• _Exercise_
Each entry below is to be given again word for word, with no pictures.
+++
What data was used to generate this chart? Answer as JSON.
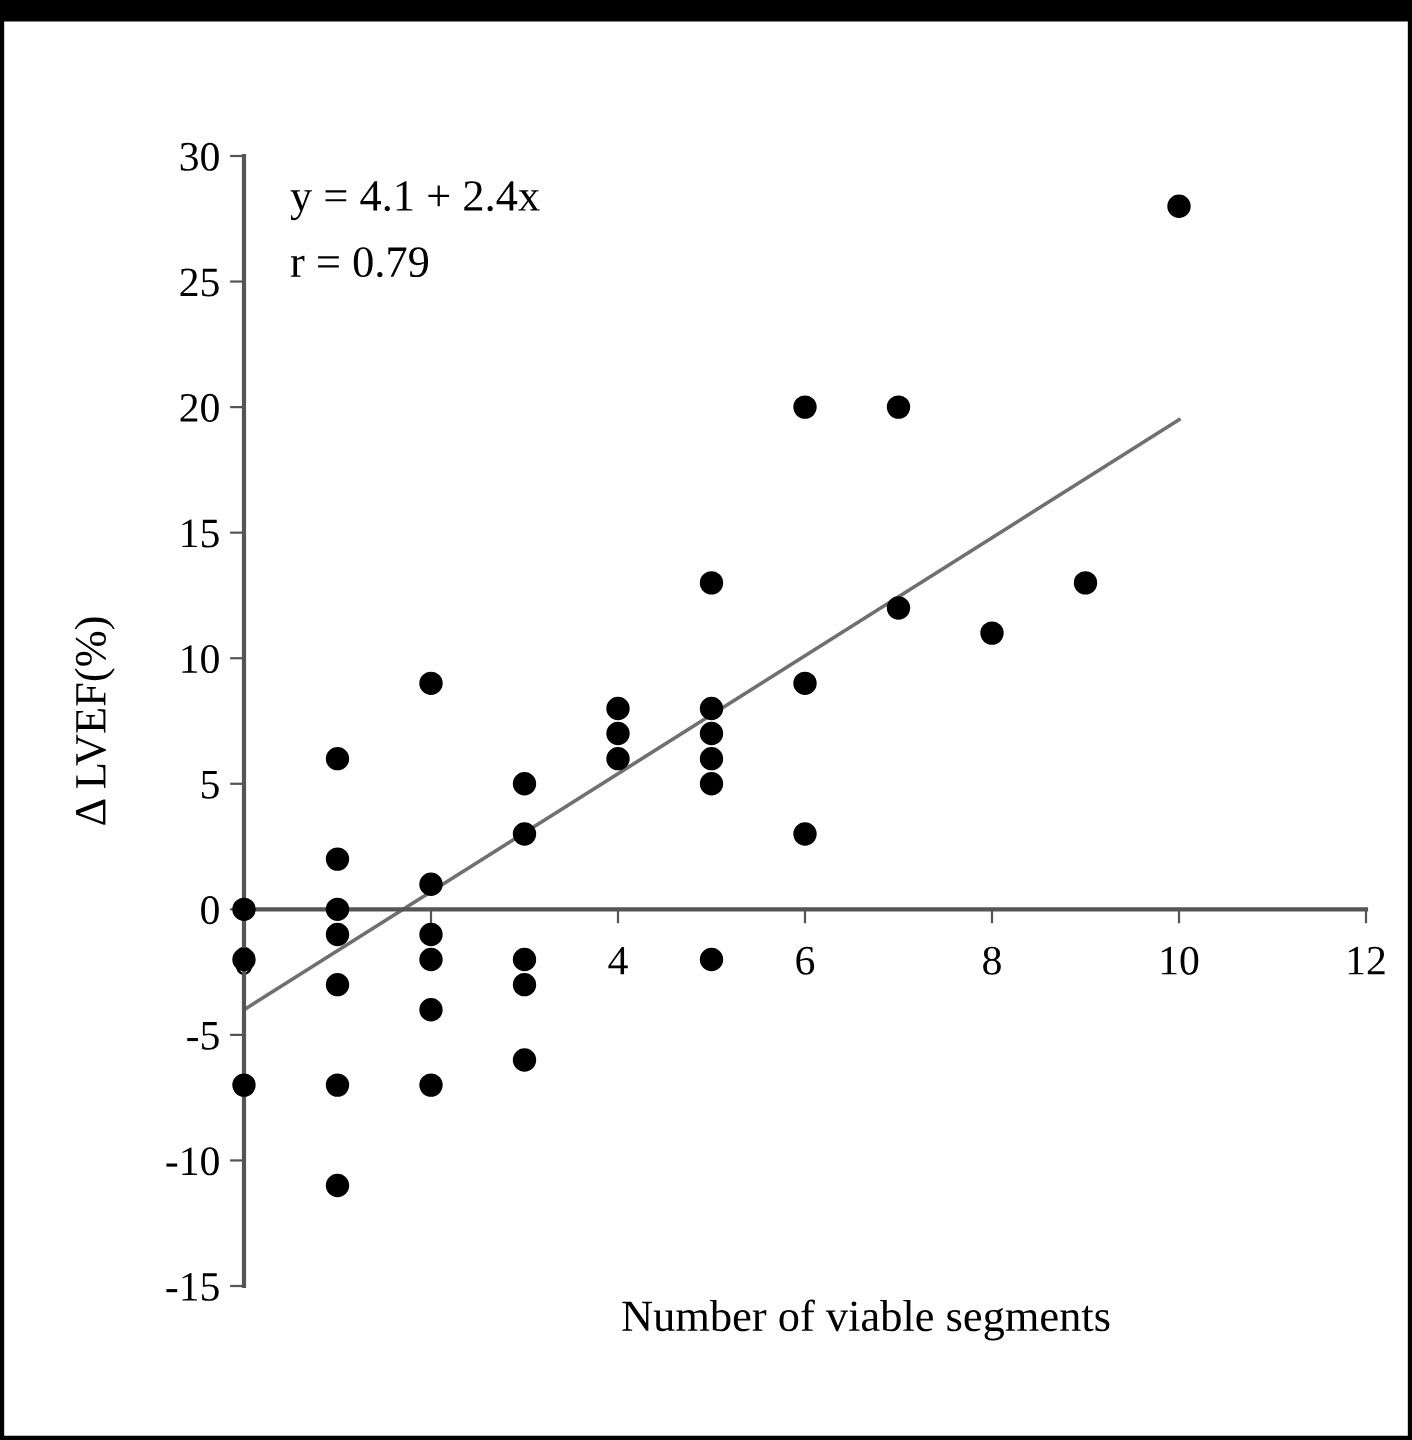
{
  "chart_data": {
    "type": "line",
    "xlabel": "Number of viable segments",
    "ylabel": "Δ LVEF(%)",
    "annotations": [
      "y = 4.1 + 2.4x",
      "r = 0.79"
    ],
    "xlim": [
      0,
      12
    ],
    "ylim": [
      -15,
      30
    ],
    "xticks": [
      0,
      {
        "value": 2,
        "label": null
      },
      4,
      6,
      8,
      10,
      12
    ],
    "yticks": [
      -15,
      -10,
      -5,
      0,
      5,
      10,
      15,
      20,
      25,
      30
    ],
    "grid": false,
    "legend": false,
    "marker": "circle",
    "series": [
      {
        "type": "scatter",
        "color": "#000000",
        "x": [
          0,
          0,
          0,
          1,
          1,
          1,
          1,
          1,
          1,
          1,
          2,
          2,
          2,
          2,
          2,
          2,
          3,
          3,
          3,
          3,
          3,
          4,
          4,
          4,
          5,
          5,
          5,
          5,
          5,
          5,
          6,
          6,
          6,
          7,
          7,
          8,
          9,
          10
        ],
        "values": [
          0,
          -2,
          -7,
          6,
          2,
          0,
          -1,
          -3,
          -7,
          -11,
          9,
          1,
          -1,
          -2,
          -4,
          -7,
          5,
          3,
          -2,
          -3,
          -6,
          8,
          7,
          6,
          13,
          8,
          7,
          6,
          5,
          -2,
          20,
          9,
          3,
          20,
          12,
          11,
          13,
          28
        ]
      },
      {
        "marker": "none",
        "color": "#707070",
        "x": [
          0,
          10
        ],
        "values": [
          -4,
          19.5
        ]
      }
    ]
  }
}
+++
• _Expected answer_
What data was used to generate this chart? Answer as JSON.
{
  "chart_data": {
    "type": "line",
    "xlabel": "Number of viable segments",
    "ylabel": "Δ LVEF(%)",
    "annotations": [
      "y = 4.1 + 2.4x",
      "r = 0.79"
    ],
    "xlim": [
      0,
      12
    ],
    "ylim": [
      -15,
      30
    ],
    "xticks": [
      0,
      {
        "value": 2,
        "label": null
      },
      4,
      6,
      8,
      10,
      12
    ],
    "yticks": [
      -15,
      -10,
      -5,
      0,
      5,
      10,
      15,
      20,
      25,
      30
    ],
    "grid": false,
    "legend": false,
    "marker": "circle",
    "series": [
      {
        "type": "scatter",
        "color": "#000000",
        "x": [
          0,
          0,
          0,
          1,
          1,
          1,
          1,
          1,
          1,
          1,
          2,
          2,
          2,
          2,
          2,
          2,
          3,
          3,
          3,
          3,
          3,
          4,
          4,
          4,
          5,
          5,
          5,
          5,
          5,
          5,
          6,
          6,
          6,
          7,
          7,
          8,
          9,
          10
        ],
        "values": [
          0,
          -2,
          -7,
          6,
          2,
          0,
          -1,
          -3,
          -7,
          -11,
          9,
          1,
          -1,
          -2,
          -4,
          -7,
          5,
          3,
          -2,
          -3,
          -6,
          8,
          7,
          6,
          13,
          8,
          7,
          6,
          5,
          -2,
          20,
          9,
          3,
          20,
          12,
          11,
          13,
          28
        ]
      },
      {
        "marker": "none",
        "color": "#707070",
        "x": [
          0,
          10
        ],
        "values": [
          -4,
          19.5
        ]
      }
    ]
  }
}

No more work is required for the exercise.